▶ [Records for this exercise]
::::::

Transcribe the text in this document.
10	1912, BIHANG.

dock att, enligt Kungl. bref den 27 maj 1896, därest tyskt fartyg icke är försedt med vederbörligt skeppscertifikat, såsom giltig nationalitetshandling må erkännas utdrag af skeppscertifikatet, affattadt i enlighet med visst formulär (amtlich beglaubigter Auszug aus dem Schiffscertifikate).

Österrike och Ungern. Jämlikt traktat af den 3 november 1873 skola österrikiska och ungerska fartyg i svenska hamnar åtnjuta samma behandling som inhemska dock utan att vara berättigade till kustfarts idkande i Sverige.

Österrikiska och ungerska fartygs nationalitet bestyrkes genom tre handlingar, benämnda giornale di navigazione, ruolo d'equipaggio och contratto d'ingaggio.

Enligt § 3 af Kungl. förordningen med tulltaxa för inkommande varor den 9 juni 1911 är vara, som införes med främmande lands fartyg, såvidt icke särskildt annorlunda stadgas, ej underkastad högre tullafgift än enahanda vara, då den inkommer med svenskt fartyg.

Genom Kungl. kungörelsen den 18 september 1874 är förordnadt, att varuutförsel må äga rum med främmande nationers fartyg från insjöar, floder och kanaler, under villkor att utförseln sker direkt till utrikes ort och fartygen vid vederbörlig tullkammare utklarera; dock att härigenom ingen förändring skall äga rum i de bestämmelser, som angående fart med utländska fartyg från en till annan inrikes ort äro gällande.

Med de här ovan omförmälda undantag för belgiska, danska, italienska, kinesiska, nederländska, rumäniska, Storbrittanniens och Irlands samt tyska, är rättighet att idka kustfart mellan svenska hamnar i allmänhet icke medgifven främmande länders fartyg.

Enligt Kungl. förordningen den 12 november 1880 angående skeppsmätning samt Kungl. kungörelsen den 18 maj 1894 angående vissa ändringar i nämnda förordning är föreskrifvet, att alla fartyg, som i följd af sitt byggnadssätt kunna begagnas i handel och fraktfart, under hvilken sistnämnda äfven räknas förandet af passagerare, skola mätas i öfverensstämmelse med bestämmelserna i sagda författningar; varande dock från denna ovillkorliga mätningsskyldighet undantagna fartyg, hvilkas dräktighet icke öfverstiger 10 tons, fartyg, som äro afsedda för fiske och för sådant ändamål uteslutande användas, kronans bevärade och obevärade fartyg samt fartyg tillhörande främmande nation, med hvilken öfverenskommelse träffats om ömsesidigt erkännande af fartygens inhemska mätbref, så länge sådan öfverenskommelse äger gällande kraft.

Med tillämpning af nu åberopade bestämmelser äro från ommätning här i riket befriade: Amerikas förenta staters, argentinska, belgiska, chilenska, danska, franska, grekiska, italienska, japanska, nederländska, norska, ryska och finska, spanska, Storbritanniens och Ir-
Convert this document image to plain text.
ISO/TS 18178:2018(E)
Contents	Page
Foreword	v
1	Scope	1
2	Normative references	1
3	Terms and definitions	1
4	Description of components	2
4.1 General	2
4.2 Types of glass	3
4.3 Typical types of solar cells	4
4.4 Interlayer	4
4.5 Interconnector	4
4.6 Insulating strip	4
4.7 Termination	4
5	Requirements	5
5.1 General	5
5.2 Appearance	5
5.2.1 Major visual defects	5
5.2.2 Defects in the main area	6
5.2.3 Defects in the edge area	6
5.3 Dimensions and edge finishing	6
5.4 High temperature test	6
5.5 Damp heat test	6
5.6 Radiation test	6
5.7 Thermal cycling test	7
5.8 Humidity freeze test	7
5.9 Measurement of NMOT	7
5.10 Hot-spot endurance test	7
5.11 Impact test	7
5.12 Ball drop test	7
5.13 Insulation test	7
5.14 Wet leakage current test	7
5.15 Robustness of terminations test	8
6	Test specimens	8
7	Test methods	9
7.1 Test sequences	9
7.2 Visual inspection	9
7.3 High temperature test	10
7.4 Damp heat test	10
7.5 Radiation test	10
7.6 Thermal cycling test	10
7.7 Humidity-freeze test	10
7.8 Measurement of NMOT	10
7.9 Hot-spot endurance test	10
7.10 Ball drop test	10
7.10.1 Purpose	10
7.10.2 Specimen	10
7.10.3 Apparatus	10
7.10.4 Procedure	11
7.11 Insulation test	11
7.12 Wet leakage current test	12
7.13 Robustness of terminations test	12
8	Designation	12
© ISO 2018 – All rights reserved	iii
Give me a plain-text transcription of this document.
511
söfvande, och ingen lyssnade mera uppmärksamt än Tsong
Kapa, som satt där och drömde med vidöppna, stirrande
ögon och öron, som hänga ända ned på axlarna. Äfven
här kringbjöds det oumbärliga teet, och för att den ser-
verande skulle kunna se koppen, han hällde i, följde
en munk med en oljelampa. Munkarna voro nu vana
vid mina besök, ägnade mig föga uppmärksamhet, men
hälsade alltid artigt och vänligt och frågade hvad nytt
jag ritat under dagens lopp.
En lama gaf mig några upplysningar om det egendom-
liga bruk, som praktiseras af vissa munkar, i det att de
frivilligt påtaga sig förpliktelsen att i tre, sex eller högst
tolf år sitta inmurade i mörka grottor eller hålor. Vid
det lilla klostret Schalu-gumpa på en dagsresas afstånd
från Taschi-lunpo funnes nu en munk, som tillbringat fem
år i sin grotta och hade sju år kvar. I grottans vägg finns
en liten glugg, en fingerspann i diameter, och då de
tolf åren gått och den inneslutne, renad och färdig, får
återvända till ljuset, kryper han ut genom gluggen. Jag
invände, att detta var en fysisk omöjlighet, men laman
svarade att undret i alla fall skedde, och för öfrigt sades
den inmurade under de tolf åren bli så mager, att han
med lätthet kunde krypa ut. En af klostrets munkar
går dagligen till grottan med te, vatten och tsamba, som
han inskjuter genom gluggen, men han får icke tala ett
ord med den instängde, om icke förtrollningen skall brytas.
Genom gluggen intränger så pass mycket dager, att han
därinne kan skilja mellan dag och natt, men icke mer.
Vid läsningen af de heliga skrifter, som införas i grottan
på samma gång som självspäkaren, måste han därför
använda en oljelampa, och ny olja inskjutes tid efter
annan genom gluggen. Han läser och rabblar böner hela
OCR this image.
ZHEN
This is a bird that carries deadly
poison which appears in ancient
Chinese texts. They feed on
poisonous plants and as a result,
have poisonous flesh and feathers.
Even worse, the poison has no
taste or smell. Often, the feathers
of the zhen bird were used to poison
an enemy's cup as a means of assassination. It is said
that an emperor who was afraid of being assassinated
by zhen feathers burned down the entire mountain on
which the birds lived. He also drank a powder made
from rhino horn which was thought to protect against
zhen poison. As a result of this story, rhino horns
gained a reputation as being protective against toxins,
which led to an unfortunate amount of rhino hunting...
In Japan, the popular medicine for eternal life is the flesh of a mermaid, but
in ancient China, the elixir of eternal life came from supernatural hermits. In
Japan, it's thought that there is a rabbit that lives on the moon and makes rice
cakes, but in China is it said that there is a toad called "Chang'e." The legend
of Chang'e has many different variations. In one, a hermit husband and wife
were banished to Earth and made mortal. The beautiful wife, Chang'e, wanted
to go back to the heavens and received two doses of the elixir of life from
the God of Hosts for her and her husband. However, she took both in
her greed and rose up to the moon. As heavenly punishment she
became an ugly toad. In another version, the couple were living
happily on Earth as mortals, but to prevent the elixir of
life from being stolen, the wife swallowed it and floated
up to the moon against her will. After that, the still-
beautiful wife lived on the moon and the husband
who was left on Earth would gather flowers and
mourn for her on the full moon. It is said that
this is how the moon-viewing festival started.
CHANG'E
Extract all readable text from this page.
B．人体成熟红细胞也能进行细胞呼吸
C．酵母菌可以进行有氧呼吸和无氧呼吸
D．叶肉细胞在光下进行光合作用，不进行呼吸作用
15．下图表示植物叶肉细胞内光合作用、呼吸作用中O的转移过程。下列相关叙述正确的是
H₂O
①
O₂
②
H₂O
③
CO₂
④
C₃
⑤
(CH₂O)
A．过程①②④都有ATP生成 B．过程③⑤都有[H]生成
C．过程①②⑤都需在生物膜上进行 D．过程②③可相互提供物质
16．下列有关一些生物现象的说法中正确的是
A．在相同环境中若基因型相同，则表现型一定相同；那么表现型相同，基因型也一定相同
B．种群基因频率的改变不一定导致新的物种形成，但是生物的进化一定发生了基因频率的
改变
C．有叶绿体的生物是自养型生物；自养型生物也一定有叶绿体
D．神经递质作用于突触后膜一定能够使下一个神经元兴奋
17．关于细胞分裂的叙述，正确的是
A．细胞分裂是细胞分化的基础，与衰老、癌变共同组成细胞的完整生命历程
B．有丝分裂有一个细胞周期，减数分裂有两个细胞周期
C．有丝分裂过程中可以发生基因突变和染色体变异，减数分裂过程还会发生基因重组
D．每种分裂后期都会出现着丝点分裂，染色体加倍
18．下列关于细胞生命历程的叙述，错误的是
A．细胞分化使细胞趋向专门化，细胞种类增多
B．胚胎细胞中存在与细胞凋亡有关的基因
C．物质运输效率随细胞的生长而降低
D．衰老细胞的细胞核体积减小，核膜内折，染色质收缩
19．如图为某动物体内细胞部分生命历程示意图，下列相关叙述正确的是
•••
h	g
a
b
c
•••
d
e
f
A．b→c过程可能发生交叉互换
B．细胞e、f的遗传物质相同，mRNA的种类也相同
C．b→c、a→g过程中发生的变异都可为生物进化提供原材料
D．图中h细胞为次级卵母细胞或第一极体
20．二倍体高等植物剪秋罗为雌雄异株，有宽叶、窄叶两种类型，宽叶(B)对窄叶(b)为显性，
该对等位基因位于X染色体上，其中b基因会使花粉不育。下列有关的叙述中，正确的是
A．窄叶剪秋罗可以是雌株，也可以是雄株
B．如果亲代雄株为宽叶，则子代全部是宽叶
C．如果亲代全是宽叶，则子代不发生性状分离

::::::

▶ [Task]
Filter the data for the string "moon" and copy every line that has it.

▶ [Reply to the task]
Japan, it's thought that there is a rabbit that lives on the moon and makes rice
her greed and rose up to the moon. As heavenly punishment she
up to the moon against her will. After that, the still-
beautiful wife lived on the moon and the husband
mourn for her on the full moon. It is said that
this is how the moon-viewing festival started.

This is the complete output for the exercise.